- [PROBLEM DESCRIPTION] Skip the pictures. Transcribe the rest of the data below without changing a word.

"""

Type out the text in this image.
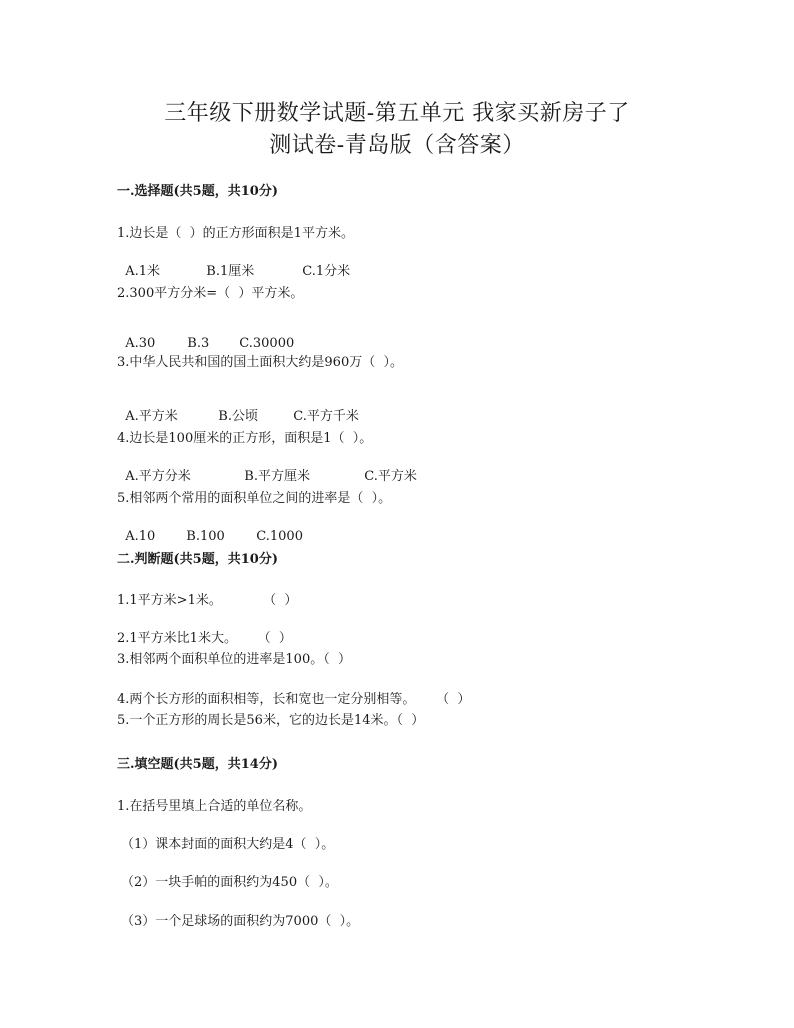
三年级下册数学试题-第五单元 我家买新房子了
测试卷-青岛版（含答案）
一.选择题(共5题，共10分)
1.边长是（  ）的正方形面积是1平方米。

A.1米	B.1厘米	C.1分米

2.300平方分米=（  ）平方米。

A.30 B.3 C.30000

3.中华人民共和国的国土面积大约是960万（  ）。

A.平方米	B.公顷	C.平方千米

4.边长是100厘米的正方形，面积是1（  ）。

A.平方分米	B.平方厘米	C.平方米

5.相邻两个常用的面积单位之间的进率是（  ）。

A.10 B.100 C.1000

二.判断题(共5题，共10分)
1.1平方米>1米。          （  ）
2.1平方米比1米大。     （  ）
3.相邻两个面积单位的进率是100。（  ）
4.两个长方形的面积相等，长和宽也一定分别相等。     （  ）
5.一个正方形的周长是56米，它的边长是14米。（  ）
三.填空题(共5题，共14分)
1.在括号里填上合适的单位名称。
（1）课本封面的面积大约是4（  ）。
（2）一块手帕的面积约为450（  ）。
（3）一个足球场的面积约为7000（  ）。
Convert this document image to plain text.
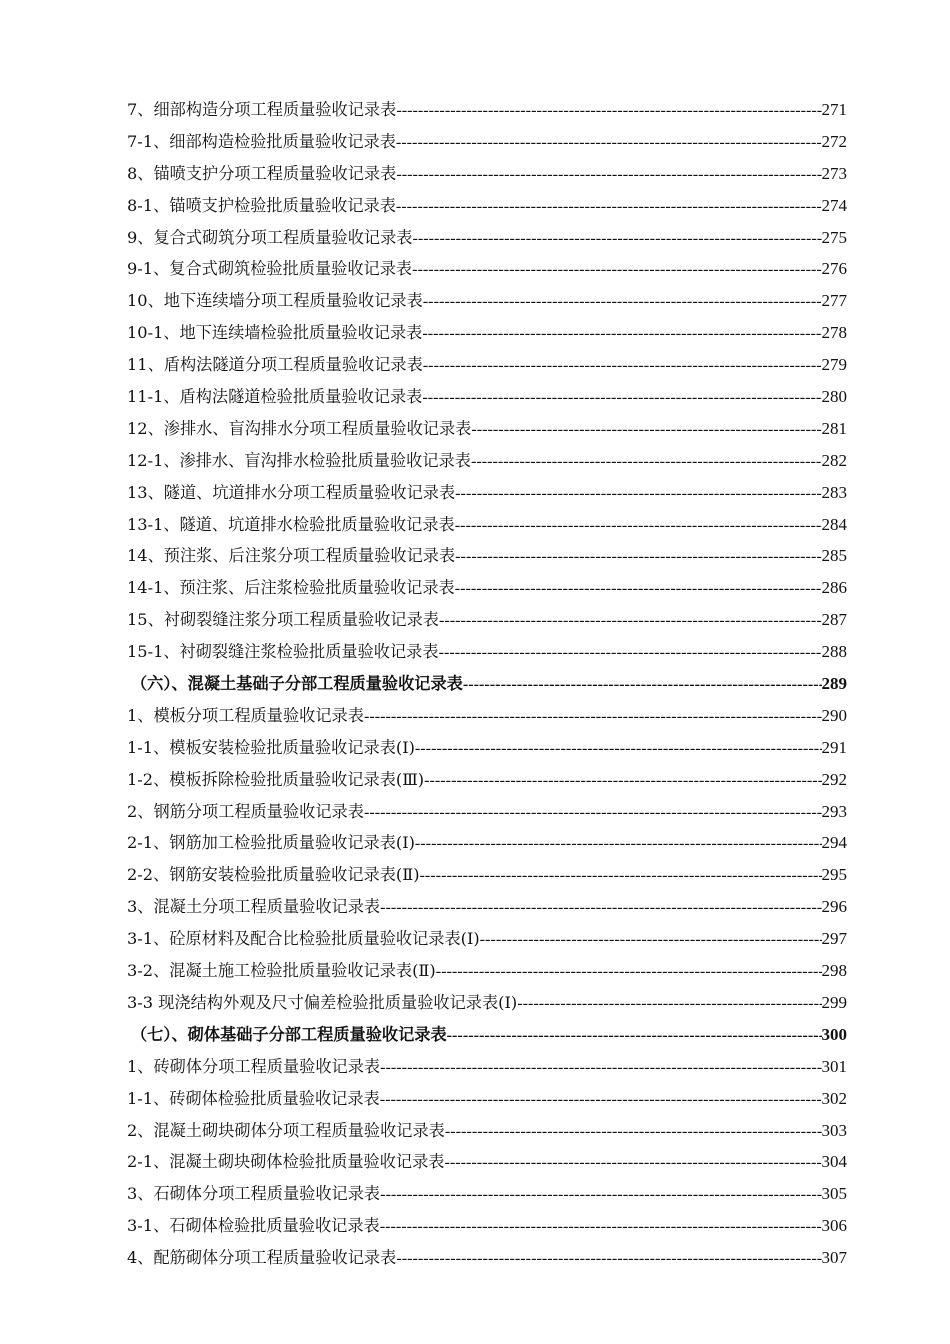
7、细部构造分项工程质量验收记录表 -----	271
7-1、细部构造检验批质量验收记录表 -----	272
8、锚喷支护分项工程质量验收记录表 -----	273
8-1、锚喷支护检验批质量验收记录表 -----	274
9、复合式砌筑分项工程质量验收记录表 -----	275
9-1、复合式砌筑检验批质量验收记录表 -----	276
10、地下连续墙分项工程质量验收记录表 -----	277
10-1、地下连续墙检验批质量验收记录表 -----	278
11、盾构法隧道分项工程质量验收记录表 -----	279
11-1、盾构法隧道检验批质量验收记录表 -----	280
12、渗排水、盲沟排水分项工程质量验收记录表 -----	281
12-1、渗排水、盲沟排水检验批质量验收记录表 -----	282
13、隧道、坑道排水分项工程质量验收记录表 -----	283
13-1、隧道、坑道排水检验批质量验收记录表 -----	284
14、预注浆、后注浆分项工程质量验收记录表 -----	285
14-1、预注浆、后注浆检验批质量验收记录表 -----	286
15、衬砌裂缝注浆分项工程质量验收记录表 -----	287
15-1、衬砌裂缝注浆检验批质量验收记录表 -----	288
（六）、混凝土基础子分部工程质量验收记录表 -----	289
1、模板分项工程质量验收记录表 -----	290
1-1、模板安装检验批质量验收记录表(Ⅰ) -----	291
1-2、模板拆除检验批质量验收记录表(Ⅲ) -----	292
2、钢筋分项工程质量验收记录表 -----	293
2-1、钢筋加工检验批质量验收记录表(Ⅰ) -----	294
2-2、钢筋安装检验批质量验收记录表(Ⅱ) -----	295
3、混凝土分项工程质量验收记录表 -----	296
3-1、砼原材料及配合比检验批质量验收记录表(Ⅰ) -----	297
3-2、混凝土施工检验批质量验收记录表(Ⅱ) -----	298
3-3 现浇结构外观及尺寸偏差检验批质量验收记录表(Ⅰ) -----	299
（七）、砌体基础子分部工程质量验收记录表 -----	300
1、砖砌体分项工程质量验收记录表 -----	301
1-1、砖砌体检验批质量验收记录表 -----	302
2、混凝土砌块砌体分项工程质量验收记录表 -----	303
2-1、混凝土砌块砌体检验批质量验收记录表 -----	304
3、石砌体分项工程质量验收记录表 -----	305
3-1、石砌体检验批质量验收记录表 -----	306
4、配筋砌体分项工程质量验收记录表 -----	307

"""

- [RESPONSE FOR THIS EXERCISE]
Type out the text in this image.
三年级下册数学试题-第五单元 我家买新房子了
测试卷-青岛版（含答案）
一.选择题(共5题，共10分)
1.边长是（  ）的正方形面积是1平方米。

A.1米	B.1厘米	C.1分米

2.300平方分米=（  ）平方米。

A.30 B.3 C.30000

3.中华人民共和国的国土面积大约是960万（  ）。

A.平方米	B.公顷	C.平方千米

4.边长是100厘米的正方形，面积是1（  ）。

A.平方分米	B.平方厘米	C.平方米

5.相邻两个常用的面积单位之间的进率是（  ）。

A.10 B.100 C.1000

二.判断题(共5题，共10分)
1.1平方米>1米。          （  ）
2.1平方米比1米大。     （  ）
3.相邻两个面积单位的进率是100。（  ）
4.两个长方形的面积相等，长和宽也一定分别相等。     （  ）
5.一个正方形的周长是56米，它的边长是14米。（  ）
三.填空题(共5题，共14分)
1.在括号里填上合适的单位名称。
（1）课本封面的面积大约是4（  ）。
（2）一块手帕的面积约为450（  ）。
（3）一个足球场的面积约为7000（  ）。
Convert this document image to plain text.
7、细部构造分项工程质量验收记录表 -----	271
7-1、细部构造检验批质量验收记录表 -----	272
8、锚喷支护分项工程质量验收记录表 -----	273
8-1、锚喷支护检验批质量验收记录表 -----	274
9、复合式砌筑分项工程质量验收记录表 -----	275
9-1、复合式砌筑检验批质量验收记录表 -----	276
10、地下连续墙分项工程质量验收记录表 -----	277
10-1、地下连续墙检验批质量验收记录表 -----	278
11、盾构法隧道分项工程质量验收记录表 -----	279
11-1、盾构法隧道检验批质量验收记录表 -----	280
12、渗排水、盲沟排水分项工程质量验收记录表 -----	281
12-1、渗排水、盲沟排水检验批质量验收记录表 -----	282
13、隧道、坑道排水分项工程质量验收记录表 -----	283
13-1、隧道、坑道排水检验批质量验收记录表 -----	284
14、预注浆、后注浆分项工程质量验收记录表 -----	285
14-1、预注浆、后注浆检验批质量验收记录表 -----	286
15、衬砌裂缝注浆分项工程质量验收记录表 -----	287
15-1、衬砌裂缝注浆检验批质量验收记录表 -----	288
（六）、混凝土基础子分部工程质量验收记录表 -----	289
1、模板分项工程质量验收记录表 -----	290
1-1、模板安装检验批质量验收记录表(Ⅰ) -----	291
1-2、模板拆除检验批质量验收记录表(Ⅲ) -----	292
2、钢筋分项工程质量验收记录表 -----	293
2-1、钢筋加工检验批质量验收记录表(Ⅰ) -----	294
2-2、钢筋安装检验批质量验收记录表(Ⅱ) -----	295
3、混凝土分项工程质量验收记录表 -----	296
3-1、砼原材料及配合比检验批质量验收记录表(Ⅰ) -----	297
3-2、混凝土施工检验批质量验收记录表(Ⅱ) -----	298
3-3 现浇结构外观及尺寸偏差检验批质量验收记录表(Ⅰ) -----	299
（七）、砌体基础子分部工程质量验收记录表 -----	300
1、砖砌体分项工程质量验收记录表 -----	301
1-1、砖砌体检验批质量验收记录表 -----	302
2、混凝土砌块砌体分项工程质量验收记录表 -----	303
2-1、混凝土砌块砌体检验批质量验收记录表 -----	304
3、石砌体分项工程质量验收记录表 -----	305
3-1、石砌体检验批质量验收记录表 -----	306
4、配筋砌体分项工程质量验收记录表 -----	307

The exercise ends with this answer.